::: Task data :::
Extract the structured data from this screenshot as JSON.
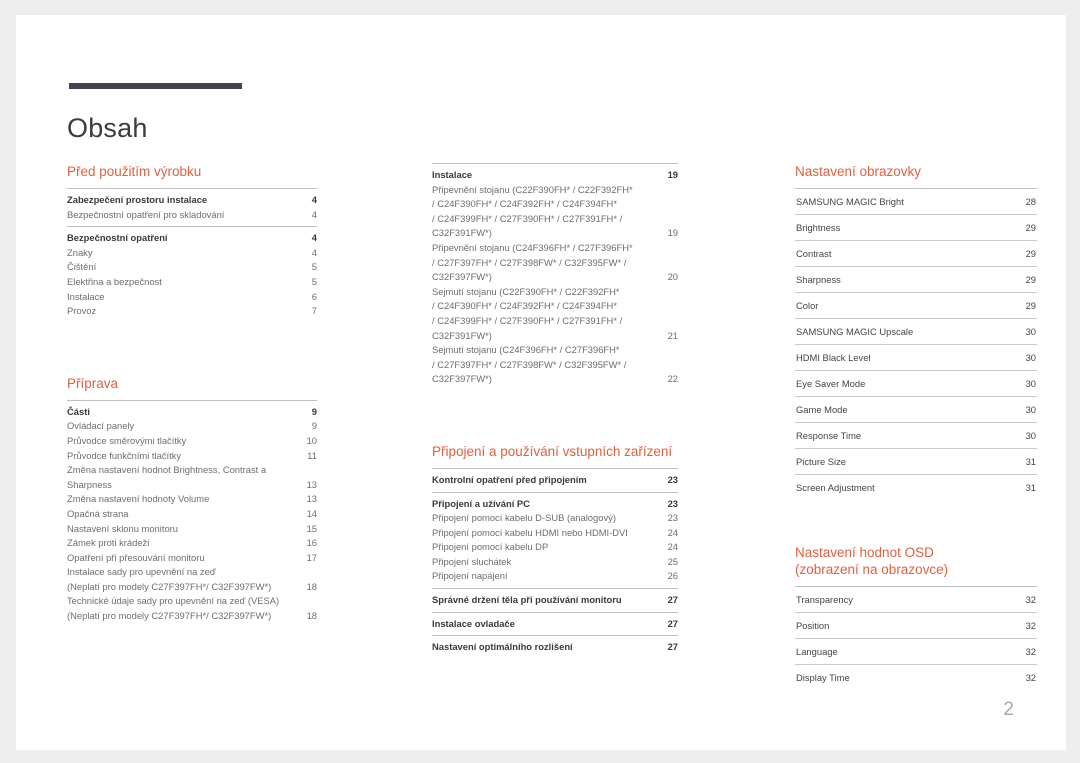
{
  "document": {
    "title": "Obsah",
    "page_number": "2",
    "accent_color": "#e0603d",
    "rule_color": "#464252"
  },
  "columns": [
    {
      "id": "column-1",
      "sections": [
        {
          "heading": "Před použitím výrobku",
          "groups": [
            {
              "entries": [
                {
                  "label": "Zabezpečení prostoru instalace",
                  "page": "4",
                  "level": 1
                },
                {
                  "label": "Bezpečnostní opatření pro skladování",
                  "page": "4",
                  "level": 2
                }
              ]
            },
            {
              "entries": [
                {
                  "label": "Bezpečnostní opatření",
                  "page": "4",
                  "level": 1
                },
                {
                  "label": "Znaky",
                  "page": "4",
                  "level": 2
                },
                {
                  "label": "Čištění",
                  "page": "5",
                  "level": 2
                },
                {
                  "label": "Elektřina a bezpečnost",
                  "page": "5",
                  "level": 2
                },
                {
                  "label": "Instalace",
                  "page": "6",
                  "level": 2
                },
                {
                  "label": "Provoz",
                  "page": "7",
                  "level": 2
                }
              ]
            }
          ]
        },
        {
          "heading": "Příprava",
          "groups": [
            {
              "entries": [
                {
                  "label": "Části",
                  "page": "9",
                  "level": 1
                },
                {
                  "label": "Ovládací panely",
                  "page": "9",
                  "level": 2
                },
                {
                  "label": "Průvodce směrovými tlačítky",
                  "page": "10",
                  "level": 2
                },
                {
                  "label": "Průvodce funkčními tlačítky",
                  "page": "11",
                  "level": 2
                },
                {
                  "label": "Změna nastavení hodnot Brightness, Contrast a\nSharpness",
                  "page": "13",
                  "level": 2
                },
                {
                  "label": "Změna nastavení hodnoty Volume",
                  "page": "13",
                  "level": 2
                },
                {
                  "label": "Opačná strana",
                  "page": "14",
                  "level": 2
                },
                {
                  "label": "Nastavení sklonu monitoru",
                  "page": "15",
                  "level": 2
                },
                {
                  "label": "Zámek proti krádeži",
                  "page": "16",
                  "level": 2
                },
                {
                  "label": "Opatření při přesouvání monitoru",
                  "page": "17",
                  "level": 2
                },
                {
                  "label": "Instalace sady pro upevnění na zeď\n(Neplatí pro modely C27F397FH*/ C32F397FW*)",
                  "page": "18",
                  "level": 2
                },
                {
                  "label": "Technické údaje sady pro upevnění na zeď (VESA)\n(Neplatí pro modely C27F397FH*/ C32F397FW*)",
                  "page": "18",
                  "level": 2
                }
              ]
            }
          ]
        }
      ]
    },
    {
      "id": "column-2",
      "sections": [
        {
          "heading": "",
          "groups": [
            {
              "entries": [
                {
                  "label": "Instalace",
                  "page": "19",
                  "level": 1
                },
                {
                  "label": "Připevnění stojanu (C22F390FH* / C22F392FH*\n/ C24F390FH* / C24F392FH* / C24F394FH*\n/ C24F399FH* / C27F390FH* / C27F391FH* /\nC32F391FW*)",
                  "page": "19",
                  "level": 2
                },
                {
                  "label": "Připevnění stojanu (C24F396FH* / C27F396FH*\n/ C27F397FH* / C27F398FW* / C32F395FW* /\nC32F397FW*)",
                  "page": "20",
                  "level": 2
                },
                {
                  "label": "Sejmutí stojanu (C22F390FH* / C22F392FH*\n/ C24F390FH* / C24F392FH* / C24F394FH*\n/ C24F399FH* / C27F390FH* / C27F391FH* /\nC32F391FW*)",
                  "page": "21",
                  "level": 2
                },
                {
                  "label": "Sejmutí stojanu (C24F396FH* / C27F396FH*\n/ C27F397FH* / C27F398FW* / C32F395FW* /\nC32F397FW*)",
                  "page": "22",
                  "level": 2
                }
              ]
            }
          ]
        },
        {
          "heading": "Připojení a používání vstupních zařízení",
          "groups": [
            {
              "entries": [
                {
                  "label": "Kontrolní opatření před připojením",
                  "page": "23",
                  "level": 1
                }
              ]
            },
            {
              "entries": [
                {
                  "label": "Připojení a užívání PC",
                  "page": "23",
                  "level": 1
                },
                {
                  "label": "Připojení pomocí kabelu D-SUB (analogový)",
                  "page": "23",
                  "level": 2
                },
                {
                  "label": "Připojení pomocí kabelu HDMI nebo HDMI-DVI",
                  "page": "24",
                  "level": 2
                },
                {
                  "label": "Připojení pomocí kabelu DP",
                  "page": "24",
                  "level": 2
                },
                {
                  "label": "Připojení sluchátek",
                  "page": "25",
                  "level": 2
                },
                {
                  "label": "Připojení napájení",
                  "page": "26",
                  "level": 2
                }
              ]
            },
            {
              "entries": [
                {
                  "label": "Správné držení těla při používání monitoru",
                  "page": "27",
                  "level": 1
                }
              ]
            },
            {
              "entries": [
                {
                  "label": "Instalace ovladače",
                  "page": "27",
                  "level": 1
                }
              ]
            },
            {
              "entries": [
                {
                  "label": "Nastavení optimálního rozlišení",
                  "page": "27",
                  "level": 1
                }
              ]
            }
          ]
        }
      ]
    },
    {
      "id": "column-3",
      "sections": [
        {
          "heading": "Nastavení obrazovky",
          "rows": [
            {
              "label": "SAMSUNG MAGIC Bright",
              "page": "28"
            },
            {
              "label": "Brightness",
              "page": "29"
            },
            {
              "label": "Contrast",
              "page": "29"
            },
            {
              "label": "Sharpness",
              "page": "29"
            },
            {
              "label": "Color",
              "page": "29"
            },
            {
              "label": "SAMSUNG MAGIC Upscale",
              "page": "30"
            },
            {
              "label": "HDMI Black Level",
              "page": "30"
            },
            {
              "label": "Eye Saver Mode",
              "page": "30"
            },
            {
              "label": "Game Mode",
              "page": "30"
            },
            {
              "label": "Response Time",
              "page": "30"
            },
            {
              "label": "Picture Size",
              "page": "31"
            },
            {
              "label": "Screen Adjustment",
              "page": "31"
            }
          ]
        },
        {
          "heading": "Nastavení hodnot OSD\n(zobrazení na obrazovce)",
          "rows": [
            {
              "label": "Transparency",
              "page": "32"
            },
            {
              "label": "Position",
              "page": "32"
            },
            {
              "label": "Language",
              "page": "32"
            },
            {
              "label": "Display Time",
              "page": "32"
            }
          ]
        }
      ]
    }
  ]
}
:::
### Task statement:
Where a line contains the string "Sejmutí", extract that line.

### Solution to this exercise:
                  "label": "Sejmutí stojanu (C22F390FH* / C22F392FH*\n/ C24F390FH* / C24F392FH* / C24F394FH*\n/ C24F399FH* / C27F390FH* / C27F391FH* /\nC32F391FW*)",
                  "label": "Sejmutí stojanu (C24F396FH* / C27F396FH*\n/ C27F397FH* / C27F398FW* / C32F395FW* /\nC32F397FW*)",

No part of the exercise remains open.